### Exercise objective
In the copy, include every entry exactly but none of the images.

### Provided records
begin

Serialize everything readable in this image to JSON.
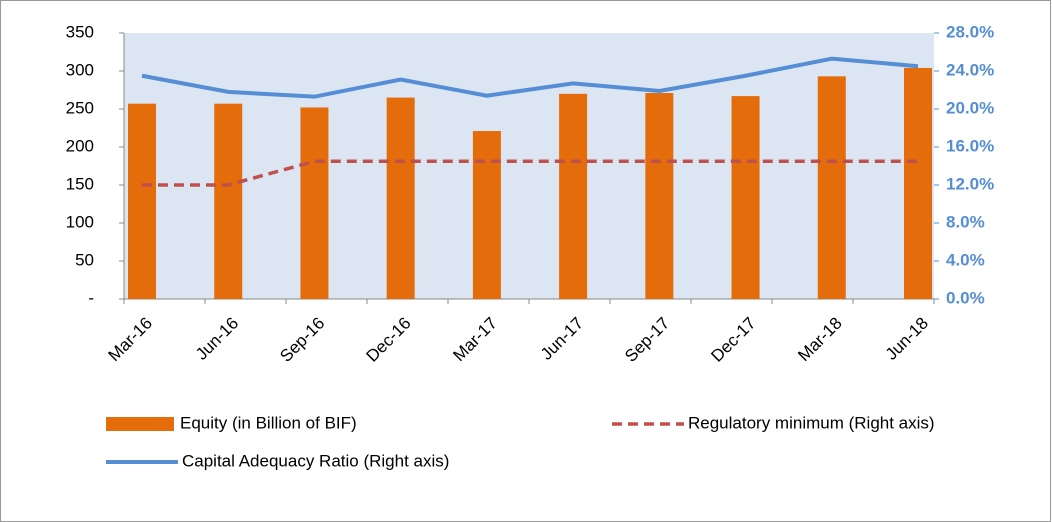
{
  "chart_data": {
    "type": "bar-line",
    "categories": [
      "Mar-16",
      "Jun-16",
      "Sep-16",
      "Dec-16",
      "Mar-17",
      "Jun-17",
      "Sep-17",
      "Dec-17",
      "Mar-18",
      "Jun-18"
    ],
    "series": [
      {
        "name": "Equity (in Billion of BIF)",
        "type": "bar",
        "color": "#e46c0a",
        "values": [
          257,
          257,
          252,
          265,
          221,
          270,
          271,
          267,
          293,
          304
        ]
      },
      {
        "name": "Regulatory minimum (Right axis)",
        "type": "line",
        "dashed": true,
        "axis": "y2",
        "color": "#c0504d",
        "values": [
          12,
          12,
          14.5,
          14.5,
          14.5,
          14.5,
          14.5,
          14.5,
          14.5,
          14.5
        ]
      },
      {
        "name": "Capital Adequacy Ratio (Right axis)",
        "type": "line",
        "axis": "y2",
        "color": "#558ed5",
        "values": [
          23.5,
          21.8,
          21.3,
          23.1,
          21.4,
          22.7,
          21.9,
          23.5,
          25.3,
          24.5
        ]
      }
    ],
    "ylim": [
      0,
      350
    ],
    "yticks": [
      {
        "value": 0,
        "label": "-"
      },
      50,
      100,
      150,
      200,
      250,
      300,
      350
    ],
    "y2lim": [
      0,
      28
    ],
    "y2ticks": [
      {
        "value": 0,
        "label": "0.0%"
      },
      {
        "value": 4,
        "label": "4.0%"
      },
      {
        "value": 8,
        "label": "8.0%"
      },
      {
        "value": 12,
        "label": "12.0%"
      },
      {
        "value": 16,
        "label": "16.0%"
      },
      {
        "value": 20,
        "label": "20.0%"
      },
      {
        "value": 24,
        "label": "24.0%"
      },
      {
        "value": 28,
        "label": "28.0%"
      }
    ]
  }
}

end

### Result below
Serialize everything readable in this image to JSON.
{
  "chart_data": {
    "type": "bar-line",
    "categories": [
      "Mar-16",
      "Jun-16",
      "Sep-16",
      "Dec-16",
      "Mar-17",
      "Jun-17",
      "Sep-17",
      "Dec-17",
      "Mar-18",
      "Jun-18"
    ],
    "series": [
      {
        "name": "Equity (in Billion of BIF)",
        "type": "bar",
        "color": "#e46c0a",
        "values": [
          257,
          257,
          252,
          265,
          221,
          270,
          271,
          267,
          293,
          304
        ]
      },
      {
        "name": "Regulatory minimum (Right axis)",
        "type": "line",
        "dashed": true,
        "axis": "y2",
        "color": "#c0504d",
        "values": [
          12,
          12,
          14.5,
          14.5,
          14.5,
          14.5,
          14.5,
          14.5,
          14.5,
          14.5
        ]
      },
      {
        "name": "Capital Adequacy Ratio (Right axis)",
        "type": "line",
        "axis": "y2",
        "color": "#558ed5",
        "values": [
          23.5,
          21.8,
          21.3,
          23.1,
          21.4,
          22.7,
          21.9,
          23.5,
          25.3,
          24.5
        ]
      }
    ],
    "ylim": [
      0,
      350
    ],
    "yticks": [
      {
        "value": 0,
        "label": "-"
      },
      50,
      100,
      150,
      200,
      250,
      300,
      350
    ],
    "y2lim": [
      0,
      28
    ],
    "y2ticks": [
      {
        "value": 0,
        "label": "0.0%"
      },
      {
        "value": 4,
        "label": "4.0%"
      },
      {
        "value": 8,
        "label": "8.0%"
      },
      {
        "value": 12,
        "label": "12.0%"
      },
      {
        "value": 16,
        "label": "16.0%"
      },
      {
        "value": 20,
        "label": "20.0%"
      },
      {
        "value": 24,
        "label": "24.0%"
      },
      {
        "value": 28,
        "label": "28.0%"
      }
    ]
  }
}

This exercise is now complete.